● **Your task**
Lines holding the string "tenen" are the ones to copy from this listing.
══════════
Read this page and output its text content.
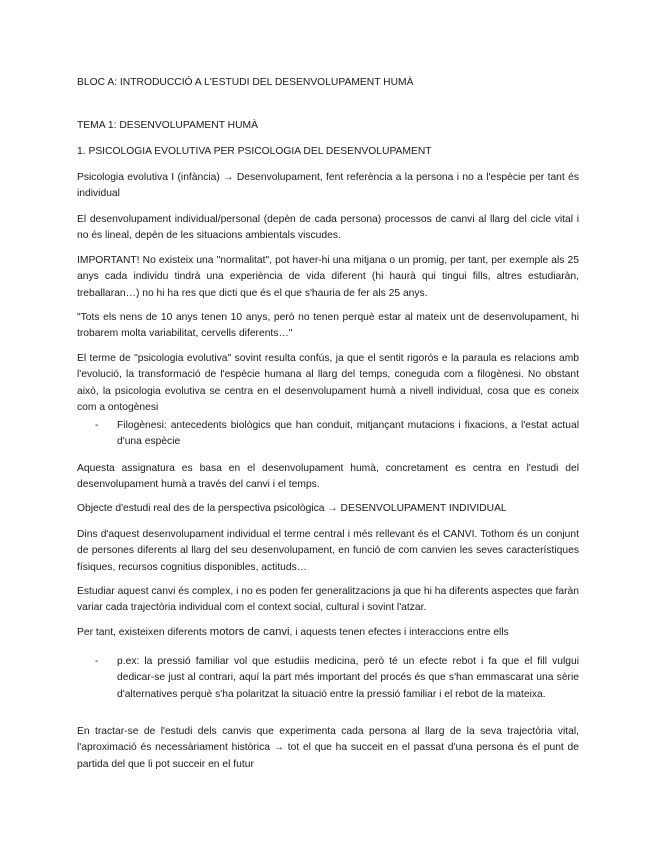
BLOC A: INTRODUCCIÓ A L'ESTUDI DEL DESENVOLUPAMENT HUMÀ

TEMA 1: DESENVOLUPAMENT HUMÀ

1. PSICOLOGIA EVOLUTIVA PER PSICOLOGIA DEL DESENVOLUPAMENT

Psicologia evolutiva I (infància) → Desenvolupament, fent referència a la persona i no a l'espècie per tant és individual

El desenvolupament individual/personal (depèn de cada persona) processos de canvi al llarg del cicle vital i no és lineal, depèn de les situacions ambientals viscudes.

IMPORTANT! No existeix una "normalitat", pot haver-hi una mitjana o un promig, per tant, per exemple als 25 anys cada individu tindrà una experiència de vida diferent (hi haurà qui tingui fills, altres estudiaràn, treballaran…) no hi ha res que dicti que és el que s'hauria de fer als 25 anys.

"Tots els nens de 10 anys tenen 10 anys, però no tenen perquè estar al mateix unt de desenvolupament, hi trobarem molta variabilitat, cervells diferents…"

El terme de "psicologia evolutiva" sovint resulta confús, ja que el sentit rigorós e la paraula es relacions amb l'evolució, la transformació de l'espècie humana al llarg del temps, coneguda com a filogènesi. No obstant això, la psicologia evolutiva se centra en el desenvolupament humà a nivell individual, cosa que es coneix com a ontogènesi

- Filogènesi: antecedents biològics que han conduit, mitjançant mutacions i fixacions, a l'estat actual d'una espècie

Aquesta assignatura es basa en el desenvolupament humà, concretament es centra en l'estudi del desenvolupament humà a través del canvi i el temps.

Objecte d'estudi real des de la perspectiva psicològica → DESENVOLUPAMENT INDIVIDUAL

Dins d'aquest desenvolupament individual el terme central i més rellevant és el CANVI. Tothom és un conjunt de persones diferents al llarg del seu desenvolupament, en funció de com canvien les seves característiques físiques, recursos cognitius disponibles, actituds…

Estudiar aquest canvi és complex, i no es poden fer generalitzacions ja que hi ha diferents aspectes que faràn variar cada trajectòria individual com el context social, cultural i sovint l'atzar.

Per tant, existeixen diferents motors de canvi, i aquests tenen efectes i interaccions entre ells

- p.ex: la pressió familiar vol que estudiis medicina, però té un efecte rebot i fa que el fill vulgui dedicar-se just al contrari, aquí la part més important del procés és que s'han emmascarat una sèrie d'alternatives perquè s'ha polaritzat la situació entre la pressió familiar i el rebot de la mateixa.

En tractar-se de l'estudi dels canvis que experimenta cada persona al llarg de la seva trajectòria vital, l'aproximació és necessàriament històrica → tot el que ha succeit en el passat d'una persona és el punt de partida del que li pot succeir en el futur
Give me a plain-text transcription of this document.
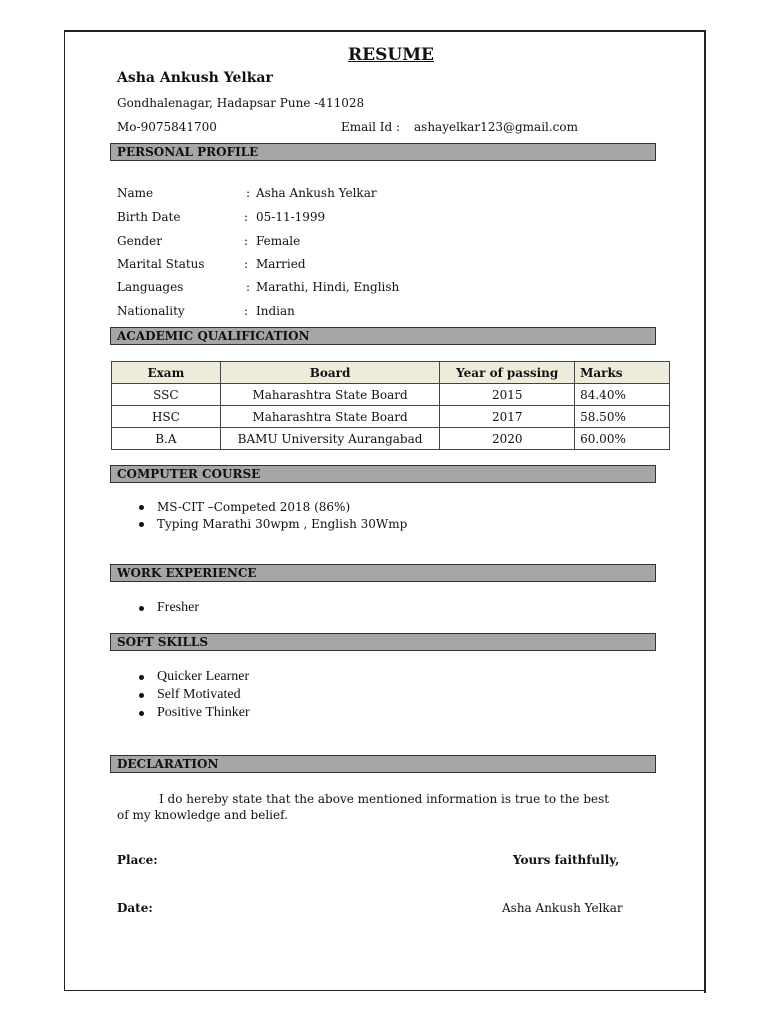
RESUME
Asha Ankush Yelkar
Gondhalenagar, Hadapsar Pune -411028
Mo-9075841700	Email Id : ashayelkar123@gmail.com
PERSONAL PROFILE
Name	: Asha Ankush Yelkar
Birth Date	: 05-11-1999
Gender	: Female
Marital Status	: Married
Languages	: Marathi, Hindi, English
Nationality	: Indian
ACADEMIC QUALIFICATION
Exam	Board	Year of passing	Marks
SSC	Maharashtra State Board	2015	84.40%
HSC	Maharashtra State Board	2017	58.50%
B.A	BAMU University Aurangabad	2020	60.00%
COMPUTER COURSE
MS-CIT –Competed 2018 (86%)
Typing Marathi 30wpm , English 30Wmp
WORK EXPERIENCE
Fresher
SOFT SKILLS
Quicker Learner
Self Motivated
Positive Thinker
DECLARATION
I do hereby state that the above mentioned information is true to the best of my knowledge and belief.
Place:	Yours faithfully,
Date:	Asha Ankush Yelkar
══════════
● **Full response**
"Tots els nens de 10 anys tenen 10 anys, però no tenen perquè estar al mateix unt de desenvolupament, hi trobarem molta variabilitat, cervells diferents…"
Per tant, existeixen diferents motors de canvi, i aquests tenen efectes i interaccions entre ells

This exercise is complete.